Present as a Markdown table with columns Row and Line the data starting with the line containing "UI element localization: list" and going on through the line containing "- feature-subheading: Uzrjf: [124, 1050, 166, 1072]", leaving out blank lines.

[Listings of boxed layout items]
================================

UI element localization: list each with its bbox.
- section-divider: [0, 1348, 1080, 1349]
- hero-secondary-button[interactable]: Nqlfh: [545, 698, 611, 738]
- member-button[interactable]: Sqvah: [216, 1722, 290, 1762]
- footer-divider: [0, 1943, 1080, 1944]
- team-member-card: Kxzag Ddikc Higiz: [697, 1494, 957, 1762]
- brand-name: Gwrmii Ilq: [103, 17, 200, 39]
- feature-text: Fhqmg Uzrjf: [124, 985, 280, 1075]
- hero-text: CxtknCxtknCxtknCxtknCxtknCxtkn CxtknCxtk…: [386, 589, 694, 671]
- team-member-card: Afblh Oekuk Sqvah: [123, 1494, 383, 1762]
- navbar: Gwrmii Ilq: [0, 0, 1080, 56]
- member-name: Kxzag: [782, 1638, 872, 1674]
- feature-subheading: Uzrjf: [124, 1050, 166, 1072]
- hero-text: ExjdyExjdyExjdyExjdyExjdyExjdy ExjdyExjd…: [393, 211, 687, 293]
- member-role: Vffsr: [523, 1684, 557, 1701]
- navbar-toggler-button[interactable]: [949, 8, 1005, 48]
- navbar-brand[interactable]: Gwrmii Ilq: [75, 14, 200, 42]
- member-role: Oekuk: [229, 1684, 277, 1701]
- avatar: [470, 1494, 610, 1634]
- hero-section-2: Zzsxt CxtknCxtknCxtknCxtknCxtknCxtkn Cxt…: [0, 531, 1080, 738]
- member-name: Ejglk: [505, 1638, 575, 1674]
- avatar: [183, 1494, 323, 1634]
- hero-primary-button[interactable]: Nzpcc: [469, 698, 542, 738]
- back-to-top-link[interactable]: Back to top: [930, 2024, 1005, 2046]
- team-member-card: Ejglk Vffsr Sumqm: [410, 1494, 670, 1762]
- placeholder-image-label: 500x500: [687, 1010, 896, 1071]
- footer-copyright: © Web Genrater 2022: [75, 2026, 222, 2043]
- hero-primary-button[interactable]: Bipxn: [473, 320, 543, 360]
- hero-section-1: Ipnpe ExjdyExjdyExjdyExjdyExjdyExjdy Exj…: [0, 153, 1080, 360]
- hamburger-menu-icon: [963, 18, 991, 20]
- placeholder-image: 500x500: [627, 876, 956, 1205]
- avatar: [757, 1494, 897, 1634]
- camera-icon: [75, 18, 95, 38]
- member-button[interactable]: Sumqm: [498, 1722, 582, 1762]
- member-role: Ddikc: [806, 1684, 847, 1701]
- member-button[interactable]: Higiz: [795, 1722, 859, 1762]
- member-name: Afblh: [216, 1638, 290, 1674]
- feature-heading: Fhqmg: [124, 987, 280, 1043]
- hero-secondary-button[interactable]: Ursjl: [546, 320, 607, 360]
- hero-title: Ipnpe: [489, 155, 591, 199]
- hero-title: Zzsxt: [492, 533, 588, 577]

================================

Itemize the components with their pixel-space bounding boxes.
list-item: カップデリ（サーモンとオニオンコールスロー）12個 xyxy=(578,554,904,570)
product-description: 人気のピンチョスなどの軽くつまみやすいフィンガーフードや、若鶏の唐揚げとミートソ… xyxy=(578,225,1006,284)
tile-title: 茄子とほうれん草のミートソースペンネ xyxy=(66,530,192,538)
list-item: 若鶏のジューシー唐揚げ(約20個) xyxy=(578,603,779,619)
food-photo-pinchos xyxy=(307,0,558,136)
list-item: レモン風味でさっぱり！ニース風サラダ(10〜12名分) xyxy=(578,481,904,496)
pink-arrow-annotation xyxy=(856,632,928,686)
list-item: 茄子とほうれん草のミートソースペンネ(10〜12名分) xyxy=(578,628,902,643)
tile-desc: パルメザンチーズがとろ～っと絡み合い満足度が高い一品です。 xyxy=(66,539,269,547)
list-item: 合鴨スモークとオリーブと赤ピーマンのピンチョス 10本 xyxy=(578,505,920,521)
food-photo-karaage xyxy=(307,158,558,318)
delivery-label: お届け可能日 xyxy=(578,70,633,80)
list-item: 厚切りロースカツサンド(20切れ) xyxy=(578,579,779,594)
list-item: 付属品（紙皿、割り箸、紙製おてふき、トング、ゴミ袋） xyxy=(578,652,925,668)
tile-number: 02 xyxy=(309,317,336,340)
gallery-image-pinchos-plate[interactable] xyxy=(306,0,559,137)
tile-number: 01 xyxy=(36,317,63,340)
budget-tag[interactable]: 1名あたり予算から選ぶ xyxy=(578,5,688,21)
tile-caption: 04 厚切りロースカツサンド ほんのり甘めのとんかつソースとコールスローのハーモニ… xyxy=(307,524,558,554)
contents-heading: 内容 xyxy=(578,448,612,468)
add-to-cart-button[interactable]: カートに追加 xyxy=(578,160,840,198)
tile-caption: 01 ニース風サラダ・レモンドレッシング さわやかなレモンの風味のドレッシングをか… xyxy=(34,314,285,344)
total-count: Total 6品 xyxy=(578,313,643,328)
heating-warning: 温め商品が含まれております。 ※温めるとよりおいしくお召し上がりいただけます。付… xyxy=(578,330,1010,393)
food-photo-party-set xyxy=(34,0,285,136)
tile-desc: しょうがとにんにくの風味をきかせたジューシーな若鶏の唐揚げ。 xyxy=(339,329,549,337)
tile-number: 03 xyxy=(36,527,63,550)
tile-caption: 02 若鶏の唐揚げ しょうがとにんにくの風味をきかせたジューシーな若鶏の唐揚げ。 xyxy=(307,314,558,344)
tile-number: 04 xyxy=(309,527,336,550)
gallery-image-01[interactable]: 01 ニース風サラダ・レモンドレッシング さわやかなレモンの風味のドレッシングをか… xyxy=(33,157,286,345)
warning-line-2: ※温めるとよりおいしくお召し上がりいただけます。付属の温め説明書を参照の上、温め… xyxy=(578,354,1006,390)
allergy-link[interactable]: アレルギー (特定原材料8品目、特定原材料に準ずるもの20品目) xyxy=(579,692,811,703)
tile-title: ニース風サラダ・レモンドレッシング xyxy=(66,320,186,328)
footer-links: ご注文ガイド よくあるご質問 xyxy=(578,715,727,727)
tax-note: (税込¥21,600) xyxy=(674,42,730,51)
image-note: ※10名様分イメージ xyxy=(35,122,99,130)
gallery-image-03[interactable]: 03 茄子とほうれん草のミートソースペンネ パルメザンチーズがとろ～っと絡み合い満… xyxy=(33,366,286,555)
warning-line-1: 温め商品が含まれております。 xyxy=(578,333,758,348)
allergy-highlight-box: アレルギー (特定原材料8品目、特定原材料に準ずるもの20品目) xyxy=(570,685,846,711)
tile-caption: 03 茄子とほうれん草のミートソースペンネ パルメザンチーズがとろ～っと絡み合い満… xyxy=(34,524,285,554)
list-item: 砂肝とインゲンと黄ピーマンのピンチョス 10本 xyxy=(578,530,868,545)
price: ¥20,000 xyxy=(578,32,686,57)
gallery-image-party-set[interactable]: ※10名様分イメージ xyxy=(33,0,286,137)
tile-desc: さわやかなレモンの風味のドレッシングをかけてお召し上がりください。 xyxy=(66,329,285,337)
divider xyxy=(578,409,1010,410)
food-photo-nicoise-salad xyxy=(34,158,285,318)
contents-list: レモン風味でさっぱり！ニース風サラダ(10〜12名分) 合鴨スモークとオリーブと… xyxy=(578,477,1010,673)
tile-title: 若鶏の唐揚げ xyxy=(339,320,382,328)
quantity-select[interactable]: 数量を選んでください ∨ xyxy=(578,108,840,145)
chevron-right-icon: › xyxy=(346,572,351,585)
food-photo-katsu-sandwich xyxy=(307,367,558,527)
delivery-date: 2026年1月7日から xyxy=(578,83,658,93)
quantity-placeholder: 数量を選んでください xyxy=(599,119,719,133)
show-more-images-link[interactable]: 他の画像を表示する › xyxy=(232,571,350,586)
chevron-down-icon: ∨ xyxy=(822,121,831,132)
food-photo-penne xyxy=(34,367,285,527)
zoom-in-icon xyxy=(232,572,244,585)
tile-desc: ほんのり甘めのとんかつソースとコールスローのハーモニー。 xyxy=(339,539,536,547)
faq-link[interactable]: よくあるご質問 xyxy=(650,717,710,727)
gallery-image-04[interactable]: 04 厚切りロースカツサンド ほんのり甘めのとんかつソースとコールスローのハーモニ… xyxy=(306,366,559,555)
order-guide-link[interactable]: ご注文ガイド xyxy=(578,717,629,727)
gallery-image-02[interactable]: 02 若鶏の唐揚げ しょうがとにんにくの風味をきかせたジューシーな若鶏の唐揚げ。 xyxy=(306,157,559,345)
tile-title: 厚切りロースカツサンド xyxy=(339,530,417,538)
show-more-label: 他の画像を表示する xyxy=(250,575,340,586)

================================

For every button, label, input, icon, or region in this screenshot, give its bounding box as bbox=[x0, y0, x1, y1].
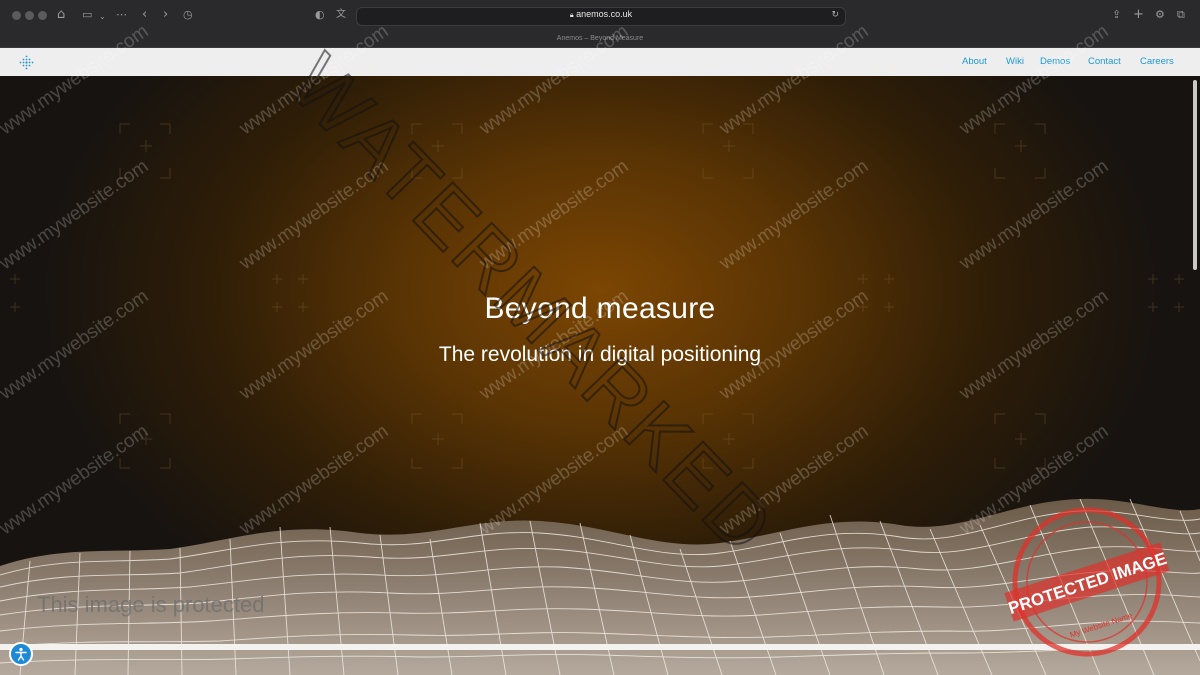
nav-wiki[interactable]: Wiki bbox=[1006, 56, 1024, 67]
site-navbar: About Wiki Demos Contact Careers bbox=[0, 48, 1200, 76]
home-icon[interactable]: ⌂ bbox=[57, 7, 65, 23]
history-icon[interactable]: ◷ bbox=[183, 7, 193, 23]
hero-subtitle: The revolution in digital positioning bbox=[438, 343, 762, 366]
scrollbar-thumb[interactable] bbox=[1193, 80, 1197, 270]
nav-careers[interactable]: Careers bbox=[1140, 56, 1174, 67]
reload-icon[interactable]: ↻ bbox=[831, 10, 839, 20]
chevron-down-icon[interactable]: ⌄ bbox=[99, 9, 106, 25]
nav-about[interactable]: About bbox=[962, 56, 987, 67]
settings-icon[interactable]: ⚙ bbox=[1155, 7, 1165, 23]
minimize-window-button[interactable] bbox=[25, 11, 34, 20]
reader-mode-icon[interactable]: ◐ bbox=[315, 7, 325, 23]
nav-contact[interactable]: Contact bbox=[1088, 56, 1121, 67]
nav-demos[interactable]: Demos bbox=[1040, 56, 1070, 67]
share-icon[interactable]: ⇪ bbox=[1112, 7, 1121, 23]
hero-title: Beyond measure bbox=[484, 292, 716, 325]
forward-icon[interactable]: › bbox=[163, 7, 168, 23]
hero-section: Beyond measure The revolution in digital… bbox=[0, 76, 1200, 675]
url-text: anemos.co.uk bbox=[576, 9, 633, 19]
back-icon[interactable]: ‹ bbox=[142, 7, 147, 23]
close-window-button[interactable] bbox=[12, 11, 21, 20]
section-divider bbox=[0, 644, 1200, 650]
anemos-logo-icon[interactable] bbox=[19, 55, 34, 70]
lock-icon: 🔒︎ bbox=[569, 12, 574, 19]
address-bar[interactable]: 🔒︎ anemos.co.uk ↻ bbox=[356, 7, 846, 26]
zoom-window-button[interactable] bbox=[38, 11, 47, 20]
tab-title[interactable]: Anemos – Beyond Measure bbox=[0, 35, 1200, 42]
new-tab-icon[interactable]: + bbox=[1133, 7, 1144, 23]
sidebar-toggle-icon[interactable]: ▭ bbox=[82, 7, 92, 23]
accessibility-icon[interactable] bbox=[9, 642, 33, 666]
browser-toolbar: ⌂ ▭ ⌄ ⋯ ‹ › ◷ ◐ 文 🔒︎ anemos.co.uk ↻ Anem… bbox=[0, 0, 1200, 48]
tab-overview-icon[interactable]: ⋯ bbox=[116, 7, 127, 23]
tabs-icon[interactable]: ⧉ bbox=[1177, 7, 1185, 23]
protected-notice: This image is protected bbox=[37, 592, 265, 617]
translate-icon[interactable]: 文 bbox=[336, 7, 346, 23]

================================

## SOLUTION TO THE EXERCISE
| Row | Line |
|---|---|
| 1 | UI element localization: list each with its bbox. |
| 2 | - section-divider: [0, 1348, 1080, 1349] |
| 3 | - hero-secondary-button[interactable]: Nqlfh: [545, 698, 611, 738] |
| 4 | - member-button[interactable]: Sqvah: [216, 1722, 290, 1762] |
| 5 | - footer-divider: [0, 1943, 1080, 1944] |
| 6 | - team-member-card: Kxzag Ddikc Higiz: [697, 1494, 957, 1762] |
| 7 | - brand-name: Gwrmii Ilq: [103, 17, 200, 39] |
| 8 | - feature-text: Fhqmg Uzrjf: [124, 985, 280, 1075] |
| 9 | - hero-text: CxtknCxtknCxtknCxtknCxtknCxtkn CxtknCxtk…: [386, 589, 694, 671] |
| 10 | - team-member-card: Afblh Oekuk Sqvah: [123, 1494, 383, 1762] |
| 11 | - navbar: Gwrmii Ilq: [0, 0, 1080, 56] |
| 12 | - member-name: Kxzag: [782, 1638, 872, 1674] |
| 13 | - feature-subheading: Uzrjf: [124, 1050, 166, 1072] |